→ **DIRECTIONS**
Below is a listing; reproduce each line of it exactly.

→ **Excerpt from a dataset**
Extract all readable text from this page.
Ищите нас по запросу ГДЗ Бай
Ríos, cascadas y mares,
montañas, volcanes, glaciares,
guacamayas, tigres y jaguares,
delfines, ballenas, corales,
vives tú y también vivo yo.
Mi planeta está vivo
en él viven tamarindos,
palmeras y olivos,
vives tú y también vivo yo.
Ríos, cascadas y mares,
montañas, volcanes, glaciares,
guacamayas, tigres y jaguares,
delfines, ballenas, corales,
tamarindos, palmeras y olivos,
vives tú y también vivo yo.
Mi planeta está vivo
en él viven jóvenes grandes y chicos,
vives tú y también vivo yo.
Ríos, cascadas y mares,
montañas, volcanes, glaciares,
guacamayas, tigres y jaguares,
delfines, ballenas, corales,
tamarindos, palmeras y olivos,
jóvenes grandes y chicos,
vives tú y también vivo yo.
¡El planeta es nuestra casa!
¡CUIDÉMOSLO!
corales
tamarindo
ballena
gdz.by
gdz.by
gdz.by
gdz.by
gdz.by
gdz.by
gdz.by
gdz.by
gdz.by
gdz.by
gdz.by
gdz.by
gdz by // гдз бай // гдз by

→ **EXERCISE SOLUTION**
Extract all readable text from this page.
Ищите нас по запросу ГДЗ Бай
Ríos, cascadas y mares,
montañas, volcanes, glaciares,
guacamayas, tigres y jaguares,
delfines, ballenas, corales,
vives tú y también vivo yo.
Mi planeta está vivo
en él viven tamarindos,
palmeras y olivos,
vives tú y también vivo yo.
Ríos, cascadas y mares,
montañas, volcanes, glaciares,
guacamayas, tigres y jaguares,
delfines, ballenas, corales,
tamarindos, palmeras y olivos,
vives tú y también vivo yo.
Mi planeta está vivo
en él viven jóvenes grandes y chicos,
vives tú y también vivo yo.
Ríos, cascadas y mares,
montañas, volcanes, glaciares,
guacamayas, tigres y jaguares,
delfines, ballenas, corales,
tamarindos, palmeras y olivos,
jóvenes grandes y chicos,
vives tú y también vivo yo.
¡El planeta es nuestra casa!
¡CUIDÉMOSLO!
corales
tamarindo
ballena
gdz.by
gdz.by
gdz.by
gdz.by
gdz.by
gdz.by
gdz.by
gdz.by
gdz.by
gdz.by
gdz.by
gdz.by
gdz by // гдз бай // гдз by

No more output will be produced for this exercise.